Prompt.
Provide an exact reproduction of every entry.

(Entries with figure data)
——

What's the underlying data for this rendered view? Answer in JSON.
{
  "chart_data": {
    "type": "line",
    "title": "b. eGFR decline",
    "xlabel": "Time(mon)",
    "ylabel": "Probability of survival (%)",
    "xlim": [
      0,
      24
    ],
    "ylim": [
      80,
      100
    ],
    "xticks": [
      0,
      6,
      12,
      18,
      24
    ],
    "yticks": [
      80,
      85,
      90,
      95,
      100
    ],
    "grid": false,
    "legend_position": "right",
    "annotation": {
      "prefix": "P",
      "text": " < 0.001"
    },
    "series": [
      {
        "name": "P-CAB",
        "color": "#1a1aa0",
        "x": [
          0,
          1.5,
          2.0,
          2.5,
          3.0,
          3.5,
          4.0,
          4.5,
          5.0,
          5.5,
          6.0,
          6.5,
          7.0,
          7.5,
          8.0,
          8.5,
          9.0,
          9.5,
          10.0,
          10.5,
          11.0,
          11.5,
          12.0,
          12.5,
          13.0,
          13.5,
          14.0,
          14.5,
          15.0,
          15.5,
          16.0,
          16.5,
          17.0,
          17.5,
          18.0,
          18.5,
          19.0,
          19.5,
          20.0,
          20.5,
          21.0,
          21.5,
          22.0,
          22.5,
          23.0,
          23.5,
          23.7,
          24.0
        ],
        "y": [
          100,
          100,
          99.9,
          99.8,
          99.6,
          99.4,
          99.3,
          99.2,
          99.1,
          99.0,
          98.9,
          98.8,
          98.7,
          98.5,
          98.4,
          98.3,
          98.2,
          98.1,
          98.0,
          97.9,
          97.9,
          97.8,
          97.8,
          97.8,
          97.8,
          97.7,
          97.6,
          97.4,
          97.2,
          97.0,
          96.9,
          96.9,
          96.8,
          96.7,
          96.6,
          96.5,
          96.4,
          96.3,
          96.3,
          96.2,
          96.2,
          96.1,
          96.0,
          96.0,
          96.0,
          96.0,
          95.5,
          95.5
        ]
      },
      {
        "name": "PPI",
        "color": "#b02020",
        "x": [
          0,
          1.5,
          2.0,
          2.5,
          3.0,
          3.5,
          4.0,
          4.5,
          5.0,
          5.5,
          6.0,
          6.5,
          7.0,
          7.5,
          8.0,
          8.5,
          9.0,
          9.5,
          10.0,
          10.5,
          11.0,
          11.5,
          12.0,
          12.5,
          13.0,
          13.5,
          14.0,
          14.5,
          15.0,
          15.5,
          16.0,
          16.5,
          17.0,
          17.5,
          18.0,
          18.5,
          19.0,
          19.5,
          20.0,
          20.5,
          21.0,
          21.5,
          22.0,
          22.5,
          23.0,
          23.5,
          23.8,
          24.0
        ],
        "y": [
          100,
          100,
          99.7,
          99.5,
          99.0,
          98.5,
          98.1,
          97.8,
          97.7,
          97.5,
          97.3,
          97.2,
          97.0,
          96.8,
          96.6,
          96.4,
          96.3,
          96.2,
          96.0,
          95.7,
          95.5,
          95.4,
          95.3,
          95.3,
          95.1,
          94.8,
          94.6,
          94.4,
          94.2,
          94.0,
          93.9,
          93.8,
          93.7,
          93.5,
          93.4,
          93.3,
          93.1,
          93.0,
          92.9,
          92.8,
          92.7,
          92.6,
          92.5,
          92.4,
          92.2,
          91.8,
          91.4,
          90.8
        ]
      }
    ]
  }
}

——

Exercise result.
What's the underlying data for this rendered view? Answer in JSON.
{
  "chart_data": {
    "type": "line",
    "title": "b. eGFR decline",
    "xlabel": "Time(mon)",
    "ylabel": "Probability of survival (%)",
    "xlim": [
      0,
      24
    ],
    "ylim": [
      80,
      100
    ],
    "xticks": [
      0,
      6,
      12,
      18,
      24
    ],
    "yticks": [
      80,
      85,
      90,
      95,
      100
    ],
    "grid": false,
    "legend_position": "right",
    "annotation": {
      "prefix": "P",
      "text": " < 0.001"
    },
    "series": [
      {
        "name": "P-CAB",
        "color": "#1a1aa0",
        "x": [
          0,
          1.5,
          2.0,
          2.5,
          3.0,
          3.5,
          4.0,
          4.5,
          5.0,
          5.5,
          6.0,
          6.5,
          7.0,
          7.5,
          8.0,
          8.5,
          9.0,
          9.5,
          10.0,
          10.5,
          11.0,
          11.5,
          12.0,
          12.5,
          13.0,
          13.5,
          14.0,
          14.5,
          15.0,
          15.5,
          16.0,
          16.5,
          17.0,
          17.5,
          18.0,
          18.5,
          19.0,
          19.5,
          20.0,
          20.5,
          21.0,
          21.5,
          22.0,
          22.5,
          23.0,
          23.5,
          23.7,
          24.0
        ],
        "y": [
          100,
          100,
          99.9,
          99.8,
          99.6,
          99.4,
          99.3,
          99.2,
          99.1,
          99.0,
          98.9,
          98.8,
          98.7,
          98.5,
          98.4,
          98.3,
          98.2,
          98.1,
          98.0,
          97.9,
          97.9,
          97.8,
          97.8,
          97.8,
          97.8,
          97.7,
          97.6,
          97.4,
          97.2,
          97.0,
          96.9,
          96.9,
          96.8,
          96.7,
          96.6,
          96.5,
          96.4,
          96.3,
          96.3,
          96.2,
          96.2,
          96.1,
          96.0,
          96.0,
          96.0,
          96.0,
          95.5,
          95.5
        ]
      },
      {
        "name": "PPI",
        "color": "#b02020",
        "x": [
          0,
          1.5,
          2.0,
          2.5,
          3.0,
          3.5,
          4.0,
          4.5,
          5.0,
          5.5,
          6.0,
          6.5,
          7.0,
          7.5,
          8.0,
          8.5,
          9.0,
          9.5,
          10.0,
          10.5,
          11.0,
          11.5,
          12.0,
          12.5,
          13.0,
          13.5,
          14.0,
          14.5,
          15.0,
          15.5,
          16.0,
          16.5,
          17.0,
          17.5,
          18.0,
          18.5,
          19.0,
          19.5,
          20.0,
          20.5,
          21.0,
          21.5,
          22.0,
          22.5,
          23.0,
          23.5,
          23.8,
          24.0
        ],
        "y": [
          100,
          100,
          99.7,
          99.5,
          99.0,
          98.5,
          98.1,
          97.8,
          97.7,
          97.5,
          97.3,
          97.2,
          97.0,
          96.8,
          96.6,
          96.4,
          96.3,
          96.2,
          96.0,
          95.7,
          95.5,
          95.4,
          95.3,
          95.3,
          95.1,
          94.8,
          94.6,
          94.4,
          94.2,
          94.0,
          93.9,
          93.8,
          93.7,
          93.5,
          93.4,
          93.3,
          93.1,
          93.0,
          92.9,
          92.8,
          92.7,
          92.6,
          92.5,
          92.4,
          92.2,
          91.8,
          91.4,
          90.8
        ]
      }
    ]
  }
}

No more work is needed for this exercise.